Questions on the material:
[1] Summarize the blog text in two sentences.
[2] Rewrite the blog text from "I wrote last" to "witness among us.", swapping "bridge" for "link" throughout.

Excerpted text:
I wrote last year that Jubilee Ministry was the bridge between loving God and Loving neighbor. Well JOhn was the kind of bridge that gave flesh to the ministry of Jubilee. His was a life that understood its beginning and ending rested in God, that the time in between was his letter to God about a life worth living as he reached out to make all people his neighbor. Certainly there must be rejoicing in heaven today as John is welcomed with those loving words, "Well done my faithful servant."  Well done indeed JOhn. Thank you for your witness among us.

Friday, May 27, 2011

Portrait on Magnanimity in Aristotle's Ethics 1124b14

I came across this quote in A Theology of Reading, by Alan Jacobs (Boulder: Westview Press, 2001).

Importantly for me I am often pressed to distinguish between charity and justice. This distinction is patently clear when read through the eyes of Aristotle's Magnanimous Man as excerpted from Jacobs. Though I am grossly oversimplifing this, Jacobs intent in writing this book was to provide a careful exploration of the varied contexts that inform our habits of reading built around our understanding of the nature of love.

In the context of our attitude towards giving many offerings are made, however benevolent they may seem, out of a posture of power and privilege rather than one of gratitude and humility. The former case for giving reforcing status distinctions between the giver and the receiver, while the later reinforcing solidarity between two people of shared dignity and worth. When we look carefully at the charitable ministries offered by our congregations, do we include those we serve in the pool of volunteers and contributors or do we limit the volunteer pool to the priviliged so that they can leave having satiated their conscious through good works, while preserving a distance of separation from those they would consider as different? Have we purposed through our charitable acts to strengthen our bonds of humnanity or to strengthen our status of distinction?

I leave it to you to answer the basis for your motivation of giving.

Extracted records:

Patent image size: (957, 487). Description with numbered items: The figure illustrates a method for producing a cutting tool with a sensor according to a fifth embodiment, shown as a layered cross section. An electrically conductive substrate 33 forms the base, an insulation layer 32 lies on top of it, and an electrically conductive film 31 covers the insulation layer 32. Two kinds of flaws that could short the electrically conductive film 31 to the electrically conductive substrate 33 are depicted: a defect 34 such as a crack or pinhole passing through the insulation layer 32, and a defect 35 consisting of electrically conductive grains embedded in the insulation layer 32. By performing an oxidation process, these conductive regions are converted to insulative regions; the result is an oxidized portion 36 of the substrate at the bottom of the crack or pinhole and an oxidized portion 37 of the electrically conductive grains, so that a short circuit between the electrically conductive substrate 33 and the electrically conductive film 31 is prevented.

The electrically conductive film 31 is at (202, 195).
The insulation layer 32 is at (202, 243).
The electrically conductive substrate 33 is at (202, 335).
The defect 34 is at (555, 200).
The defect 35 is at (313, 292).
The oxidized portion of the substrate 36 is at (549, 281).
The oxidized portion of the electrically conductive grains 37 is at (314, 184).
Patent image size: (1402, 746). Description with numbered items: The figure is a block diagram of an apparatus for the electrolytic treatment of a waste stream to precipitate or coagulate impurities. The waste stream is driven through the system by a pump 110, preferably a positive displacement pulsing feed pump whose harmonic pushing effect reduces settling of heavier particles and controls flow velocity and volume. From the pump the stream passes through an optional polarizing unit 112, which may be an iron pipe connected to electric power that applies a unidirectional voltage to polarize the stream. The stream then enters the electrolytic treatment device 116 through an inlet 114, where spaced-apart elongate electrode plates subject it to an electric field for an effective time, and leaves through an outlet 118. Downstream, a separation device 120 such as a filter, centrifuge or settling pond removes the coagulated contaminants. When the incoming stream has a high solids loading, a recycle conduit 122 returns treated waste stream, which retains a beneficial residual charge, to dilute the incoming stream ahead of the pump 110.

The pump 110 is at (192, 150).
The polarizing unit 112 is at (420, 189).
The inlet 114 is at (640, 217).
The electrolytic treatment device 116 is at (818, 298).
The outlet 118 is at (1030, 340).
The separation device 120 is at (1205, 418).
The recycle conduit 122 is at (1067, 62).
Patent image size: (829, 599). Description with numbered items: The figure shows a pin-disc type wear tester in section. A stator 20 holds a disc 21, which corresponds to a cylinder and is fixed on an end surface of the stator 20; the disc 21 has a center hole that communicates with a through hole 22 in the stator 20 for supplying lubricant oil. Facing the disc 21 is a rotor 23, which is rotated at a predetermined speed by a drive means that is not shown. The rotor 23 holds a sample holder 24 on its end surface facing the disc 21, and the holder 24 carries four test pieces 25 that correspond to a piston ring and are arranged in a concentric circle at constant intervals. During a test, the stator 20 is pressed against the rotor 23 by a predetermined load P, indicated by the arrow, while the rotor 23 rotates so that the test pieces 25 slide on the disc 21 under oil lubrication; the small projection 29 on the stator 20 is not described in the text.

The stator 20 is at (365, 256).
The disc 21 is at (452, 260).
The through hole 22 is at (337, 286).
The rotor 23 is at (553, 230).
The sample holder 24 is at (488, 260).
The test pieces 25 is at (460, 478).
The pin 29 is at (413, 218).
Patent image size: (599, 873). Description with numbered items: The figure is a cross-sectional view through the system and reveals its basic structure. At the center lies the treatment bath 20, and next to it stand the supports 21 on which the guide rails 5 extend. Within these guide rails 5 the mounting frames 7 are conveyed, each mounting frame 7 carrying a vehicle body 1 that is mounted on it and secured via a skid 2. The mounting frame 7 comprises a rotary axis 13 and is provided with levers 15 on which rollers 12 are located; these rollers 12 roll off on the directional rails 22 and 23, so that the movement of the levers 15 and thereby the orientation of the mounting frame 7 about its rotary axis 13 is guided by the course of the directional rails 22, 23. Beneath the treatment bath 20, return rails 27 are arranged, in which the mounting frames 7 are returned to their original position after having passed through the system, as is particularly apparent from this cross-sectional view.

Answers below:
[1] The blog text first honors John as a bridge who gave flesh to the ministry of Jubilee and reached out to make all people his neighbor. A later post uses Aristotle's Magnanimous Man, as excerpted in Alan Jacobs's A Theology of Reading, to distinguish charity from justice and asks whether congregations' charitable ministries strengthen bonds of humanity or reinforce status distinctions between giver and receiver.

[2]
I wrote last year that Jubilee Ministry was the link between loving God and Loving neighbor. Well JOhn was the kind of link that gave flesh to the ministry of Jubilee. His was a life that understood its beginning and ending rested in God, that the time in between was his letter to God about a life worth living as he reached out to make all people his neighbor. Certainly there must be rejoicing in heaven today as John is welcomed with those loving words, "Well done my faithful servant."  Well done indeed JOhn. Thank you for your witness among us.